● **RECORDS FOR THIS EXERCISE**:
-------
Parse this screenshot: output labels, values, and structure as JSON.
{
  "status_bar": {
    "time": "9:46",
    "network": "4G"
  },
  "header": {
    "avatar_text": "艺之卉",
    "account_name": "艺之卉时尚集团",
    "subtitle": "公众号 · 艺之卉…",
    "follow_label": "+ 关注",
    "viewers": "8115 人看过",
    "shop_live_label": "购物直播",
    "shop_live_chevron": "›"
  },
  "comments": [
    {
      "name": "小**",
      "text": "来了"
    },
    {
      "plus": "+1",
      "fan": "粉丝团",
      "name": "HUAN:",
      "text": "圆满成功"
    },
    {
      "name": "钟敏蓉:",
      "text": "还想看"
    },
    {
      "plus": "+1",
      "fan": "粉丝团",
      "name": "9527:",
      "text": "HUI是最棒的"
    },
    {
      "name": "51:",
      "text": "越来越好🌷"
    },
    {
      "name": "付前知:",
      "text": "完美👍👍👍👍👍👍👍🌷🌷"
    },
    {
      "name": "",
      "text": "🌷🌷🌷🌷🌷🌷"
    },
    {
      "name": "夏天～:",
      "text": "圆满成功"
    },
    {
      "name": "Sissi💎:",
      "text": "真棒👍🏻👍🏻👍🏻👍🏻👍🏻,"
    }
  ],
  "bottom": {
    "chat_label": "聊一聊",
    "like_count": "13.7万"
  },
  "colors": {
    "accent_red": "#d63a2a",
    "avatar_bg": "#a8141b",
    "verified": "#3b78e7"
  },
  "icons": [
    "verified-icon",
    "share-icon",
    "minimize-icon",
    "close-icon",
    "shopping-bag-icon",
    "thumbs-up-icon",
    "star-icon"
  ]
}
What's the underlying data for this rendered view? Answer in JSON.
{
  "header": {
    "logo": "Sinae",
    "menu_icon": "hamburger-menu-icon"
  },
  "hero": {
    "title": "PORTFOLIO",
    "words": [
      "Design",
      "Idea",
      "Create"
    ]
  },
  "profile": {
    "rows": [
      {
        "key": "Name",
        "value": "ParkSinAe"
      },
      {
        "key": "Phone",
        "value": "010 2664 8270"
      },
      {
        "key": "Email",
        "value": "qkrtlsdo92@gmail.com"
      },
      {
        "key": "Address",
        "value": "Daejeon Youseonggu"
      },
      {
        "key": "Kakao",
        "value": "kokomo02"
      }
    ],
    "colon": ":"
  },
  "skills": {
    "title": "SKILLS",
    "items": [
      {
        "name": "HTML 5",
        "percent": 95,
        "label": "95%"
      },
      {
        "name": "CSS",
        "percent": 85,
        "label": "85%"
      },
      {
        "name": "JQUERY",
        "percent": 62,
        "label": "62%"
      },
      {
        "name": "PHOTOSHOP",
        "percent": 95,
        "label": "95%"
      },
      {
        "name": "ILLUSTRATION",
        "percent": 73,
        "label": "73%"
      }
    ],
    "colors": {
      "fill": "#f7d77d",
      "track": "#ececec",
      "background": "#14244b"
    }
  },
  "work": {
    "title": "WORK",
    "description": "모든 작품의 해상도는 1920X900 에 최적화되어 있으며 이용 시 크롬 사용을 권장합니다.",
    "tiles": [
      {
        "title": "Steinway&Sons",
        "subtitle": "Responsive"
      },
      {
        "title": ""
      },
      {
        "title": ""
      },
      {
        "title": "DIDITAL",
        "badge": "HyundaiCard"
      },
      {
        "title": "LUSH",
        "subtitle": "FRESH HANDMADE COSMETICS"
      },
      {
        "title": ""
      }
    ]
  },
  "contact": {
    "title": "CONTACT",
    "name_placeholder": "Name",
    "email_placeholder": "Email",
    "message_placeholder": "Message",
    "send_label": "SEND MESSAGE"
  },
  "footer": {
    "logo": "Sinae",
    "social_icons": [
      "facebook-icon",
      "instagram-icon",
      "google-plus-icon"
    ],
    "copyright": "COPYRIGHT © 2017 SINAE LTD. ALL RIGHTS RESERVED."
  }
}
-------
Set down the listing above in full, please, exactly as it appears.

Parse this screenshot: output labels, values, and structure as JSON.
{
  "status_bar": {
    "time": "9:46",
    "network": "4G"
  },
  "header": {
    "avatar_text": "艺之卉",
    "account_name": "艺之卉时尚集团",
    "subtitle": "公众号 · 艺之卉…",
    "follow_label": "+ 关注",
    "viewers": "8115 人看过",
    "shop_live_label": "购物直播",
    "shop_live_chevron": "›"
  },
  "comments": [
    {
      "name": "小**",
      "text": "来了"
    },
    {
      "plus": "+1",
      "fan": "粉丝团",
      "name": "HUAN:",
      "text": "圆满成功"
    },
    {
      "name": "钟敏蓉:",
      "text": "还想看"
    },
    {
      "plus": "+1",
      "fan": "粉丝团",
      "name": "9527:",
      "text": "HUI是最棒的"
    },
    {
      "name": "51:",
      "text": "越来越好🌷"
    },
    {
      "name": "付前知:",
      "text": "完美👍👍👍👍👍👍👍🌷🌷"
    },
    {
      "name": "",
      "text": "🌷🌷🌷🌷🌷🌷"
    },
    {
      "name": "夏天～:",
      "text": "圆满成功"
    },
    {
      "name": "Sissi💎:",
      "text": "真棒👍🏻👍🏻👍🏻👍🏻👍🏻,"
    }
  ],
  "bottom": {
    "chat_label": "聊一聊",
    "like_count": "13.7万"
  },
  "colors": {
    "accent_red": "#d63a2a",
    "avatar_bg": "#a8141b",
    "verified": "#3b78e7"
  },
  "icons": [
    "verified-icon",
    "share-icon",
    "minimize-icon",
    "close-icon",
    "shopping-bag-icon",
    "thumbs-up-icon",
    "star-icon"
  ]
}
What's the underlying data for this rendered view? Answer in JSON.
{
  "header": {
    "logo": "Sinae",
    "menu_icon": "hamburger-menu-icon"
  },
  "hero": {
    "title": "PORTFOLIO",
    "words": [
      "Design",
      "Idea",
      "Create"
    ]
  },
  "profile": {
    "rows": [
      {
        "key": "Name",
        "value": "ParkSinAe"
      },
      {
        "key": "Phone",
        "value": "010 2664 8270"
      },
      {
        "key": "Email",
        "value": "qkrtlsdo92@gmail.com"
      },
      {
        "key": "Address",
        "value": "Daejeon Youseonggu"
      },
      {
        "key": "Kakao",
        "value": "kokomo02"
      }
    ],
    "colon": ":"
  },
  "skills": {
    "title": "SKILLS",
    "items": [
      {
        "name": "HTML 5",
        "percent": 95,
        "label": "95%"
      },
      {
        "name": "CSS",
        "percent": 85,
        "label": "85%"
      },
      {
        "name": "JQUERY",
        "percent": 62,
        "label": "62%"
      },
      {
        "name": "PHOTOSHOP",
        "percent": 95,
        "label": "95%"
      },
      {
        "name": "ILLUSTRATION",
        "percent": 73,
        "label": "73%"
      }
    ],
    "colors": {
      "fill": "#f7d77d",
      "track": "#ececec",
      "background": "#14244b"
    }
  },
  "work": {
    "title": "WORK",
    "description": "모든 작품의 해상도는 1920X900 에 최적화되어 있으며 이용 시 크롬 사용을 권장합니다.",
    "tiles": [
      {
        "title": "Steinway&Sons",
        "subtitle": "Responsive"
      },
      {
        "title": ""
      },
      {
        "title": ""
      },
      {
        "title": "DIDITAL",
        "badge": "HyundaiCard"
      },
      {
        "title": "LUSH",
        "subtitle": "FRESH HANDMADE COSMETICS"
      },
      {
        "title": ""
      }
    ]
  },
  "contact": {
    "title": "CONTACT",
    "name_placeholder": "Name",
    "email_placeholder": "Email",
    "message_placeholder": "Message",
    "send_label": "SEND MESSAGE"
  },
  "footer": {
    "logo": "Sinae",
    "social_icons": [
      "facebook-icon",
      "instagram-icon",
      "google-plus-icon"
    ],
    "copyright": "COPYRIGHT © 2017 SINAE LTD. ALL RIGHTS RESERVED."
  }
}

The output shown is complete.